> **What you should do**
Using the records provided below, locate and copy each line that contains the word "Output".
== Source material
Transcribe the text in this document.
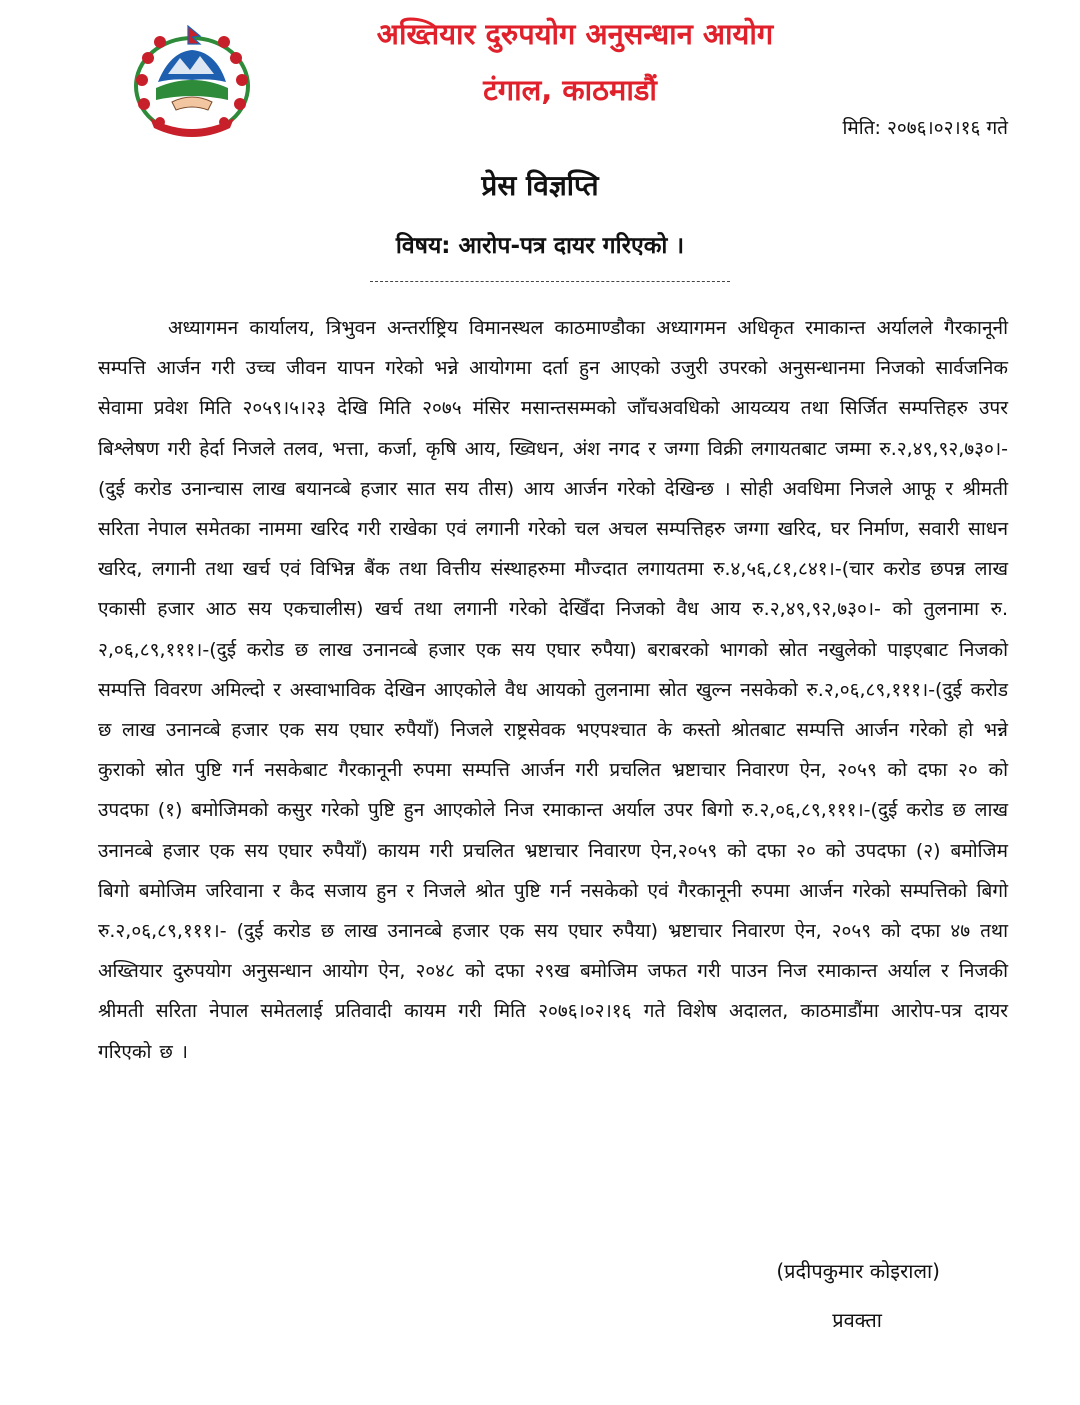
अख्तियार दुरुपयोग अनुसन्धान आयोग
टंगाल, काठमाडौं
मिति: २०७६।०२।१६ गते
प्रेस विज्ञप्ति
विषय: आरोप-पत्र दायर गरिएको ।

अध्यागमन कार्यालय, त्रिभुवन अन्तर्राष्ट्रिय विमानस्थल काठमाण्डौका अध्यागमन अधिकृत रमाकान्त अर्यालले गैरकानूनी सम्पत्ति आर्जन गरी उच्च जीवन यापन गरेको भन्ने आयोगमा दर्ता हुन आएको उजुरी उपरको अनुसन्धानमा निजको सार्वजनिक सेवामा प्रवेश मिति २०५९।५।२३ देखि मिति २०७५ मंसिर मसान्तसम्मको जाँचअवधिको आयव्यय तथा सिर्जित सम्पत्तिहरु उपर बिश्लेषण गरी हेर्दा निजले तलव, भत्ता, कर्जा, कृषि आय, ख्विधन, अंश नगद र जग्गा विक्री लगायतबाट जम्मा रु.२,४९,९२,७३०।- (दुई करोड उनान्चास लाख बयानव्बे हजार सात सय तीस) आय आर्जन गरेको देखिन्छ । सोही अवधिमा निजले आफू र श्रीमती सरिता नेपाल समेतका नाममा खरिद गरी राखेका एवं लगानी गरेको चल अचल सम्पत्तिहरु जग्गा खरिद, घर निर्माण, सवारी साधन खरिद, लगानी तथा खर्च एवं विभिन्न बैंक तथा वित्तीय संस्थाहरुमा मौज्दात लगायतमा रु.४,५६,८१,८४१।-(चार करोड छपन्न लाख एकासी हजार आठ सय एकचालीस) खर्च तथा लगानी गरेको देखिँदा निजको वैध आय रु.२,४९,९२,७३०।- को तुलनामा रु. २,०६,८९,१११।-(दुई करोड छ लाख उनानव्बे हजार एक सय एघार रुपैया) बराबरको भागको स्रोत नखुलेको पाइएबाट निजको सम्पत्ति विवरण अमिल्दो र अस्वाभाविक देखिन आएकोले वैध आयको तुलनामा स्रोत खुल्न नसकेको रु.२,०६,८९,१११।-(दुई करोड छ लाख उनानव्बे हजार एक सय एघार रुपैयाँ) निजले राष्ट्रसेवक भएपश्चात के कस्तो श्रोतबाट सम्पत्ति आर्जन गरेको हो भन्ने कुराको स्रोत पुष्टि गर्न नसकेबाट गैरकानूनी रुपमा सम्पत्ति आर्जन गरी प्रचलित भ्रष्टाचार निवारण ऐन, २०५९ को दफा २० को उपदफा (१) बमोजिमको कसुर गरेको पुष्टि हुन आएकोले निज रमाकान्त अर्याल उपर बिगो रु.२,०६,८९,१११।-(दुई करोड छ लाख उनानव्बे हजार एक सय एघार रुपैयाँ) कायम गरी प्रचलित भ्रष्टाचार निवारण ऐन,२०५९ को दफा २० को उपदफा (२) बमोजिम बिगो बमोजिम जरिवाना र कैद सजाय हुन र निजले श्रोत पुष्टि गर्न नसकेको एवं गैरकानूनी रुपमा आर्जन गरेको सम्पत्तिको बिगो रु.२,०६,८९,१११।- (दुई करोड छ लाख उनानव्बे हजार एक सय एघार रुपैया) भ्रष्टाचार निवारण ऐन, २०५९ को दफा ४७ तथा अख्तियार दुरुपयोग अनुसन्धान आयोग ऐन, २०४८ को दफा २९ख बमोजिम जफत गरी पाउन निज रमाकान्त अर्याल र निजकी श्रीमती सरिता नेपाल समेतलाई प्रतिवादी कायम गरी मिति २०७६।०२।१६ गते विशेष अदालत, काठमाडौंमा आरोप-पत्र दायर गरिएको छ ।

(प्रदीपकुमार कोइराला)
प्रवक्ता
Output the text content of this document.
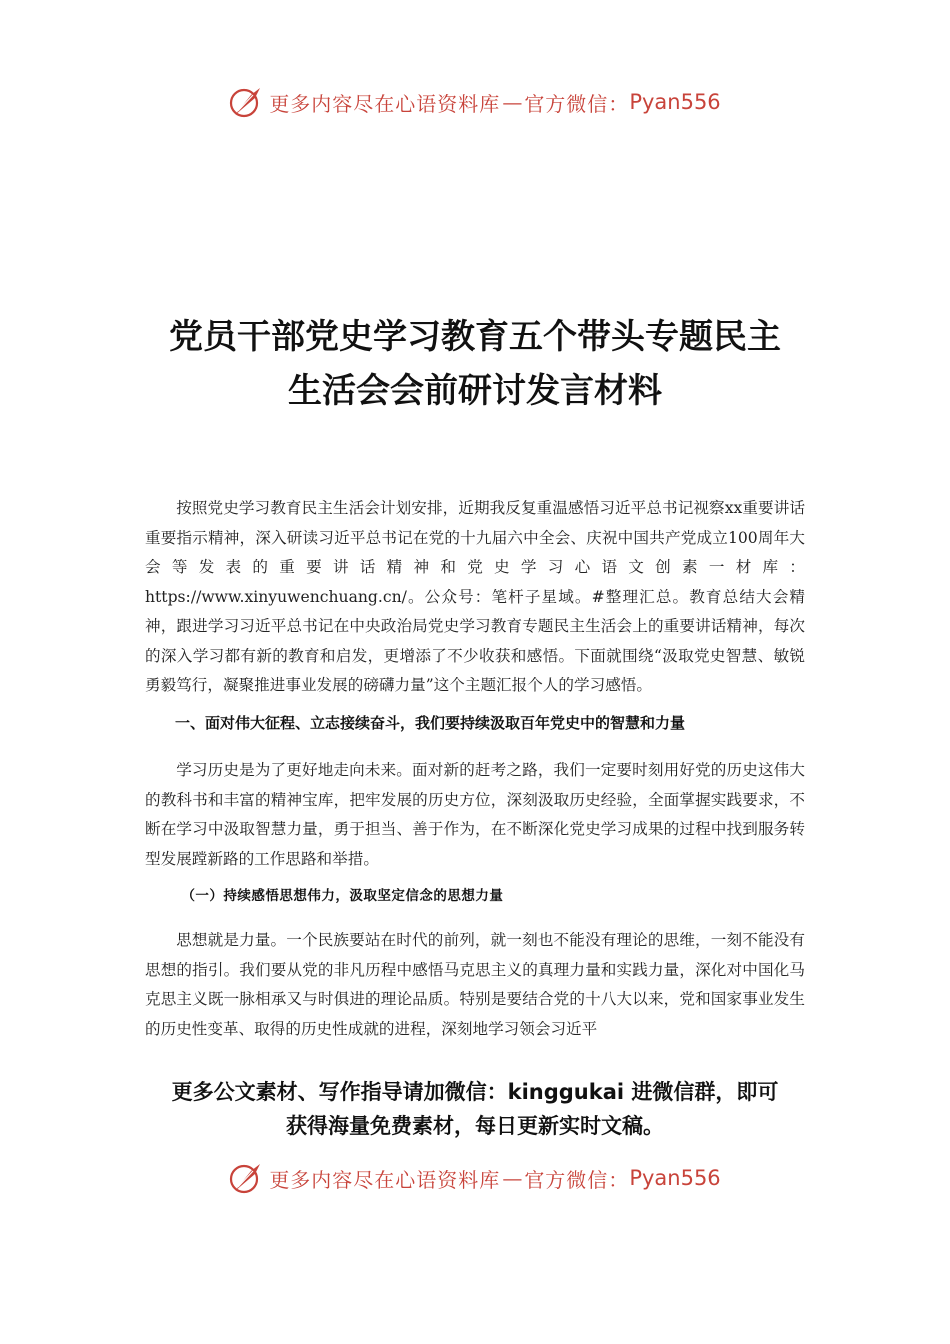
更多内容尽在心语资料库 — 官方微信： Pyan556
党员干部党史学习教育五个带头专题民主
生活会会前研讨发言材料

按照党史学习教育民主生活会计划安排，近期我反复重温感悟习近平总书记视察xx重要讲话重要指示精神，深入研读习近平总书记在党的十九届六中全会、庆祝中国共产党成立100周年大会等发表的重要讲话精神和党史学习心语文创素一材库：https://www.xinyuwenchuang.cn/。公众号：笔杆子星域。#整理汇总。教育总结大会精神，跟进学习习近平总书记在中央政治局党史学习教育专题民主生活会上的重要讲话精神，每次的深入学习都有新的教育和启发，更增添了不少收获和感悟。下面就围绕“汲取党史智慧、敏锐勇毅笃行，凝聚推进事业发展的磅礴力量”这个主题汇报个人的学习感悟。

一、面对伟大征程、立志接续奋斗，我们要持续汲取百年党史中的智慧和力量

学习历史是为了更好地走向未来。面对新的赶考之路，我们一定要时刻用好党的历史这伟大的教科书和丰富的精神宝库，把牢发展的历史方位，深刻汲取历史经验，全面掌握实践要求，不断在学习中汲取智慧力量，勇于担当、善于作为，在不断深化党史学习成果的过程中找到服务转型发展蹚新路的工作思路和举措。

（一）持续感悟思想伟力，汲取坚定信念的思想力量

思想就是力量。一个民族要站在时代的前列，就一刻也不能没有理论的思维，一刻不能没有思想的指引。我们要从党的非凡历程中感悟马克思主义的真理力量和实践力量，深化对中国化马克思主义既一脉相承又与时俱进的理论品质。特别是要结合党的十八大以来，党和国家事业发生的历史性变革、取得的历史性成就的进程，深刻地学习领会习近平

更多公文素材、写作指导请加微信：kinggukai 进微信群，即可
获得海量免费素材，每日更新实时文稿。

更多内容尽在心语资料库 — 官方微信： Pyan556
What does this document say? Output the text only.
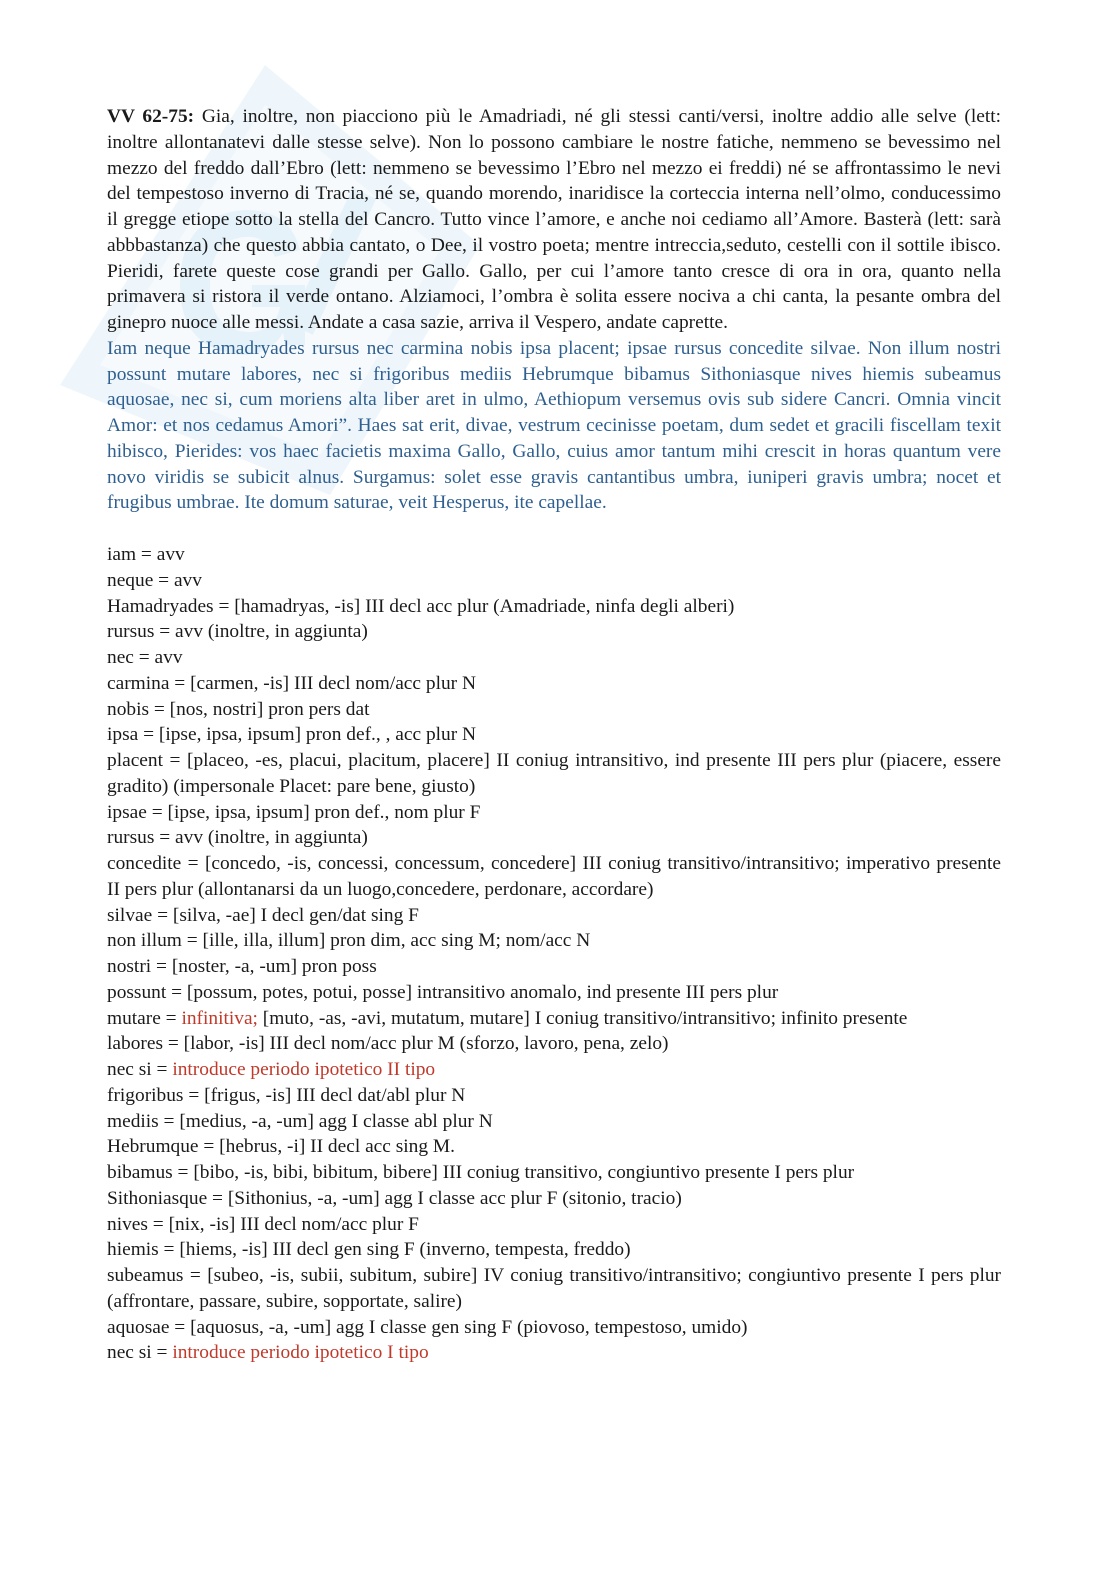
VV 62-75: Gia, inoltre, non piacciono più le Amadriadi, né gli stessi canti/versi, inoltre addio alle selve (lett: inoltre allontanatevi dalle stesse selve). Non lo possono cambiare le nostre fatiche, nemmeno se bevessimo nel mezzo del freddo dall’Ebro (lett: nemmeno se bevessimo l’Ebro nel mezzo ei freddi) né se affrontassimo le nevi del tempestoso inverno di Tracia, né se, quando morendo, inaridisce la corteccia interna nell’olmo, conducessimo il gregge etiope sotto la stella del Cancro. Tutto vince l’amore, e anche noi cediamo all’Amore. Basterà (lett: sarà abbbastanza) che questo abbia cantato, o Dee, il vostro poeta; mentre intreccia,seduto, cestelli con il sottile ibisco. Pieridi, farete queste cose grandi per Gallo. Gallo, per cui l’amore tanto cresce di ora in ora, quanto nella primavera si ristora il verde ontano. Alziamoci, l’ombra è solita essere nociva a chi canta, la pesante ombra del ginepro nuoce alle messi. Andate a casa sazie, arriva il Vespero, andate caprette.

Iam neque Hamadryades rursus nec carmina nobis ipsa placent; ipsae rursus concedite silvae. Non illum nostri possunt mutare labores, nec si frigoribus mediis Hebrumque bibamus Sithoniasque nives hiemis subeamus aquosae, nec si, cum moriens alta liber aret in ulmo, Aethiopum versemus ovis sub sidere Cancri. Omnia vincit Amor: et nos cedamus Amori”. Haes sat erit, divae, vestrum cecinisse poetam, dum sedet et gracili fiscellam texit hibisco, Pierides: vos haec facietis maxima Gallo, Gallo, cuius amor tantum mihi crescit in horas quantum vere novo viridis se subicit alnus. Surgamus: solet esse gravis cantantibus umbra, iuniperi gravis umbra; nocet et frugibus umbrae. Ite domum saturae, veit Hesperus, ite capellae.

iam = avv

neque = avv

Hamadryades = [hamadryas, -is] III decl acc plur (Amadriade, ninfa degli alberi)

rursus = avv (inoltre, in aggiunta)

nec = avv

carmina = [carmen, -is] III decl nom/acc plur N

nobis = [nos, nostri] pron pers dat

ipsa = [ipse, ipsa, ipsum] pron def., , acc plur N

placent = [placeo, -es, placui, placitum, placere] II coniug intransitivo, ind presente III pers plur (piacere, essere gradito) (impersonale Placet: pare bene, giusto)

ipsae = [ipse, ipsa, ipsum] pron def., nom plur F

rursus = avv (inoltre, in aggiunta)

concedite = [concedo, -is, concessi, concessum, concedere] III coniug transitivo/intransitivo; imperativo presente II pers plur (allontanarsi da un luogo,concedere, perdonare, accordare)

silvae = [silva, -ae] I decl gen/dat sing F

non illum = [ille, illa, illum] pron dim, acc sing M; nom/acc N

nostri = [noster, -a, -um] pron poss

possunt = [possum, potes, potui, posse] intransitivo anomalo, ind presente III pers plur

mutare = infinitiva; [muto, -as, -avi, mutatum, mutare] I coniug transitivo/intransitivo; infinito presente

labores = [labor, -is] III decl nom/acc plur M (sforzo, lavoro, pena, zelo)

nec si = introduce periodo ipotetico II tipo

frigoribus = [frigus, -is] III decl dat/abl plur N

mediis = [medius, -a, -um] agg I classe abl plur N

Hebrumque = [hebrus, -i] II decl acc sing M.

bibamus = [bibo, -is, bibi, bibitum, bibere] III coniug transitivo, congiuntivo presente I pers plur

Sithoniasque = [Sithonius, -a, -um] agg I classe acc plur F (sitonio, tracio)

nives = [nix, -is] III decl nom/acc plur F

hiemis = [hiems, -is] III decl gen sing F (inverno, tempesta, freddo)

subeamus = [subeo, -is, subii, subitum, subire] IV coniug transitivo/intransitivo; congiuntivo presente I pers plur (affrontare, passare, subire, sopportate, salire)

aquosae = [aquosus, -a, -um] agg I classe gen sing F (piovoso, tempestoso, umido)

nec si = introduce periodo ipotetico I tipo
====
> **Response to the task**
Output the text content of this document.
What does this document say? Output the text only.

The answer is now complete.